- **WHAT IS EXPECTED**
Using the listing below, please gather every line containing the word "structure".

-- -- --

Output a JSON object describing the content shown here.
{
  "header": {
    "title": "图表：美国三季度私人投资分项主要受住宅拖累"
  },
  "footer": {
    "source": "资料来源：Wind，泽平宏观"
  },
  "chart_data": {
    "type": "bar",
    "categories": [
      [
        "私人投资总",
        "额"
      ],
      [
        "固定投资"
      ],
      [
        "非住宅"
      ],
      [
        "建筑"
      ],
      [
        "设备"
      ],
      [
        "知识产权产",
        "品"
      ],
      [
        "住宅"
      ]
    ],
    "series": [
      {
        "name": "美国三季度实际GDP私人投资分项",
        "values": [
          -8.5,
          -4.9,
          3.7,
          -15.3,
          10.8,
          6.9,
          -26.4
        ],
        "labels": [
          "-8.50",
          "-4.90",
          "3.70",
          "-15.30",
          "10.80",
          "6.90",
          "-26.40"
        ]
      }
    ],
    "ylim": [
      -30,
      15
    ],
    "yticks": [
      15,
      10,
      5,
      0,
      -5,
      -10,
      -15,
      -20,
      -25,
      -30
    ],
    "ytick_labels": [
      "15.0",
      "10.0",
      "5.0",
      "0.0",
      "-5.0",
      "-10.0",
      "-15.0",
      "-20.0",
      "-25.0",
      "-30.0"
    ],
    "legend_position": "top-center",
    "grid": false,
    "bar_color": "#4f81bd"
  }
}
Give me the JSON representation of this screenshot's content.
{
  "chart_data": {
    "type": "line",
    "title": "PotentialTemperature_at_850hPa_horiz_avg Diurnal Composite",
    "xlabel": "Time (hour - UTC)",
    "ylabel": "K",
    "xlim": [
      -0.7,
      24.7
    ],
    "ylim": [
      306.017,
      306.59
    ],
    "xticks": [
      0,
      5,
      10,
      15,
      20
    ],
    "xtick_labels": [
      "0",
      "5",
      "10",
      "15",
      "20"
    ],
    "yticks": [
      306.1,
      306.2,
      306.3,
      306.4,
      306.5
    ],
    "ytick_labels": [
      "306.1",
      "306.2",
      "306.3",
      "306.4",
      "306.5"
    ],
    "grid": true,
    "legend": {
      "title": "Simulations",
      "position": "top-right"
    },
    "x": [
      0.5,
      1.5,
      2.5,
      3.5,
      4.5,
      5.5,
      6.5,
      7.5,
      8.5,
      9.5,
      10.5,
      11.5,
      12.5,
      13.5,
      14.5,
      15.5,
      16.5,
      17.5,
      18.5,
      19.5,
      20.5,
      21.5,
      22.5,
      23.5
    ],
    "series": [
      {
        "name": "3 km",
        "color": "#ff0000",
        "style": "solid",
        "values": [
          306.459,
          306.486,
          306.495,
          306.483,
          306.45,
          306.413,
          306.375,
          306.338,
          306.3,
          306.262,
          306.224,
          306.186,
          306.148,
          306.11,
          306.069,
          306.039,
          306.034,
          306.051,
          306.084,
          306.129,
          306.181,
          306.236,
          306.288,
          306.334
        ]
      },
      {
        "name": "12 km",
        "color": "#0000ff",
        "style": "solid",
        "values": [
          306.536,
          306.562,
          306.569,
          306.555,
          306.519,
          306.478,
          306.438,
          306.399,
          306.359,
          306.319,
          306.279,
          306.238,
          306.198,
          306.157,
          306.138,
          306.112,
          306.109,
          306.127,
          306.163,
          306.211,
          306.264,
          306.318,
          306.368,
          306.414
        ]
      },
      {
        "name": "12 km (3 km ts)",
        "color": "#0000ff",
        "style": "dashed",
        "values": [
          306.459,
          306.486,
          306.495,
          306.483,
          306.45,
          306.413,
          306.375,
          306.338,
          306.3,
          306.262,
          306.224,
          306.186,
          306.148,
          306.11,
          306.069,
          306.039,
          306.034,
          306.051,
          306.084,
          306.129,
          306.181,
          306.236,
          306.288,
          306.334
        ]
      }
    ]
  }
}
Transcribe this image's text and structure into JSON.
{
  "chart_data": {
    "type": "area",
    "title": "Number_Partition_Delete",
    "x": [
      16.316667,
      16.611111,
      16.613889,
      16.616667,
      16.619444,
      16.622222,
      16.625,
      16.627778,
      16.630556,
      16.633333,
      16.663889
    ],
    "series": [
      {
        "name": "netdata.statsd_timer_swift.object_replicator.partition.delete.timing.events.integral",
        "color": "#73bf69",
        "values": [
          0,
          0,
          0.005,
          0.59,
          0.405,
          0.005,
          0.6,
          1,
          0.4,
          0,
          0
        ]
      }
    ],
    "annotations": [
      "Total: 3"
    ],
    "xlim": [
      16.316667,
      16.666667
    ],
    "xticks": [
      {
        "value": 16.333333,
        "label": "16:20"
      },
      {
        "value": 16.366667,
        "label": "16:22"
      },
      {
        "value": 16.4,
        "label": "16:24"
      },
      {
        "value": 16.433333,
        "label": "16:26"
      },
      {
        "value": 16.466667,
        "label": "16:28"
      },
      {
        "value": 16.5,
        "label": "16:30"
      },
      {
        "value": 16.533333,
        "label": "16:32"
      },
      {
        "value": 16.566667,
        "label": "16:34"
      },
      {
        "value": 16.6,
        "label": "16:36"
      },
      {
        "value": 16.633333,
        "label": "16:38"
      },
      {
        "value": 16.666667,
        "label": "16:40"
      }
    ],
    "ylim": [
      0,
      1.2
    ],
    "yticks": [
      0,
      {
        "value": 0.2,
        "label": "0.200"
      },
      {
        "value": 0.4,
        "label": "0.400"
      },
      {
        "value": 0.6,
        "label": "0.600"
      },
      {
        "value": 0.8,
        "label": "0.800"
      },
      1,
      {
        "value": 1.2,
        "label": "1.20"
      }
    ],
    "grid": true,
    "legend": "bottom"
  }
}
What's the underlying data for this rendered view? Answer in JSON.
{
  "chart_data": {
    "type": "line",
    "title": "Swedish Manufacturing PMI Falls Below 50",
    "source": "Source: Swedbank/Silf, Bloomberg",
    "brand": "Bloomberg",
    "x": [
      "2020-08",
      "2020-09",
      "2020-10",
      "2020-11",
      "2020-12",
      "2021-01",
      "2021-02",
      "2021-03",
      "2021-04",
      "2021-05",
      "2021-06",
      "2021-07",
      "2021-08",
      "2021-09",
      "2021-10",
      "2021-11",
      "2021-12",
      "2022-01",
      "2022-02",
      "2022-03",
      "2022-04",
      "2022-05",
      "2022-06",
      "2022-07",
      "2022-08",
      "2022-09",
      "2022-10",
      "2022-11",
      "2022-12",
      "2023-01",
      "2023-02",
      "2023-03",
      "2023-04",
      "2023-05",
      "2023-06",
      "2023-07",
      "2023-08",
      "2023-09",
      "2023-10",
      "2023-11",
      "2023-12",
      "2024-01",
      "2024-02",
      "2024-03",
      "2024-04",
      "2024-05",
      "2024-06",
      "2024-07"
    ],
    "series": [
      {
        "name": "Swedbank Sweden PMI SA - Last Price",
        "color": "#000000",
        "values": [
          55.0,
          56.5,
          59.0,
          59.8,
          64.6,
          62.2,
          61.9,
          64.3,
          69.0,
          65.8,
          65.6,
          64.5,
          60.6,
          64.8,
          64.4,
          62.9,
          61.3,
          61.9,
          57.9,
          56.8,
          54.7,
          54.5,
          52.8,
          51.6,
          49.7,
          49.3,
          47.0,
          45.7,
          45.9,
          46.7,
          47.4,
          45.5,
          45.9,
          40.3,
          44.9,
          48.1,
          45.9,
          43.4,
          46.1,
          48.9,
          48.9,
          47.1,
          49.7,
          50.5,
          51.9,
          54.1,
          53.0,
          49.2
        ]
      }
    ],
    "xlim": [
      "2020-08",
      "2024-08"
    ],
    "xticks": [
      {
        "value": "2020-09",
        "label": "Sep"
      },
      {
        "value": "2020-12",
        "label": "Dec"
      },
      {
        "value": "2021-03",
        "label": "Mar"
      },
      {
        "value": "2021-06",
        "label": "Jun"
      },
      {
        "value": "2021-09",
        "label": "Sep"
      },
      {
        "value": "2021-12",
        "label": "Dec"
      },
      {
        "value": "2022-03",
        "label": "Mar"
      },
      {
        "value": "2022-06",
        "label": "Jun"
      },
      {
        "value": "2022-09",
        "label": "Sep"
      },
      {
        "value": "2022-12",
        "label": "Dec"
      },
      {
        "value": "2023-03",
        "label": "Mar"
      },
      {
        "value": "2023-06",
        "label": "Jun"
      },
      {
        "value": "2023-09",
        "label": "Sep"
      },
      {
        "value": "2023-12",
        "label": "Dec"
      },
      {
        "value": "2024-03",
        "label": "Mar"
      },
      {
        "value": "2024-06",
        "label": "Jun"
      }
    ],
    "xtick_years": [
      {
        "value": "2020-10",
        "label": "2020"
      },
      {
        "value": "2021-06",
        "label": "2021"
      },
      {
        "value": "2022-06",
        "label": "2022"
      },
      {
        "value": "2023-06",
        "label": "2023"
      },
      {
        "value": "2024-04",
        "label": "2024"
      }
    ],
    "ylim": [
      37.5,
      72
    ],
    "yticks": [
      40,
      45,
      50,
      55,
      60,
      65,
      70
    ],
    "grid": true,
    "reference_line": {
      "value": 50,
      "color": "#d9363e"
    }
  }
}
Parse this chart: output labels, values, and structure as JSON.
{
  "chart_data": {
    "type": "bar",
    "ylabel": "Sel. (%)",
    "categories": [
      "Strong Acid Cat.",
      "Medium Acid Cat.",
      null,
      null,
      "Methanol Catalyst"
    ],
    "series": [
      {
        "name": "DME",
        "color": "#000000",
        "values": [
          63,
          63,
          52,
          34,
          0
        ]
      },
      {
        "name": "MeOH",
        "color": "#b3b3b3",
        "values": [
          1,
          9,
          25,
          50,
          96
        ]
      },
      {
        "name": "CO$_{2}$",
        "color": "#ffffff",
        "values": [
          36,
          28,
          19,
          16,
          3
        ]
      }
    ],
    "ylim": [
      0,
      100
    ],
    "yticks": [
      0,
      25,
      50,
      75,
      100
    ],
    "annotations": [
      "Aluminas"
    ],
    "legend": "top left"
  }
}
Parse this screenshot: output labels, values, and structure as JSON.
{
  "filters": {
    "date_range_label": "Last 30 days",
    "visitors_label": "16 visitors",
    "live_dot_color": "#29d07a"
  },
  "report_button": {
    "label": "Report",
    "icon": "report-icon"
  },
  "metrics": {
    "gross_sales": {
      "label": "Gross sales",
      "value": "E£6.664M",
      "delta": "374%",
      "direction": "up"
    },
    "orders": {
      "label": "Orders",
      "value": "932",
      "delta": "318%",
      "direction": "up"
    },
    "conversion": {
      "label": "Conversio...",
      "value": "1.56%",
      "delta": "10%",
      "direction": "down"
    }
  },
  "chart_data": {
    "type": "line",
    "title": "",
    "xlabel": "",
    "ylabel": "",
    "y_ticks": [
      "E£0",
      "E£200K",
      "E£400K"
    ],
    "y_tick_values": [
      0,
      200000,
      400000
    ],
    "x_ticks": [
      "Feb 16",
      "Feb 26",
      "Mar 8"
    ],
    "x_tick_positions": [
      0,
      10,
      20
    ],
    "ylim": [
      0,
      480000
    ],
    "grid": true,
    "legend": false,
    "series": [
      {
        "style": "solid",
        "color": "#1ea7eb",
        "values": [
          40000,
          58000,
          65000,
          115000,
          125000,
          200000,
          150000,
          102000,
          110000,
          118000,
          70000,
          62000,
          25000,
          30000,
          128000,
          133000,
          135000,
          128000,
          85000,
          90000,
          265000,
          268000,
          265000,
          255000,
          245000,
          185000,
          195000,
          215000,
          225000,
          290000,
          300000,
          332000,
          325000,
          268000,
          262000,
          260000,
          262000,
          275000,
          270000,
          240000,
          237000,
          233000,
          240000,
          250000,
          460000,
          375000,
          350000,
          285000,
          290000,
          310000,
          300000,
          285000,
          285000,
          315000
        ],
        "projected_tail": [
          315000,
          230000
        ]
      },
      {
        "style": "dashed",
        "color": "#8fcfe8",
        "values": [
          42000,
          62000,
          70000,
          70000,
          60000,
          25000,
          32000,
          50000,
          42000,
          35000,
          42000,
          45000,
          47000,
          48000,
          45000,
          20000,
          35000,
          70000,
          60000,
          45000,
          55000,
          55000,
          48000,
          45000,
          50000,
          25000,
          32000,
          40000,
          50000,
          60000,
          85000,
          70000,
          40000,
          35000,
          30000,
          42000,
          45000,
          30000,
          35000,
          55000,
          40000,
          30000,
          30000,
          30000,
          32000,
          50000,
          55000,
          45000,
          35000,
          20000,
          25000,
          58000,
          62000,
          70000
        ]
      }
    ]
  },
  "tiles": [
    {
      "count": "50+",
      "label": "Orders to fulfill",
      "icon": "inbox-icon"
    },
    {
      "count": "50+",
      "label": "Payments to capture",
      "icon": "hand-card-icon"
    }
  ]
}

-- -- --

- **RESULT FOR THIS EXERCISE**
Transcribe this image's text and structure into JSON.
Parse this chart: output labels, values, and structure as JSON.
Parse this screenshot: output labels, values, and structure as JSON.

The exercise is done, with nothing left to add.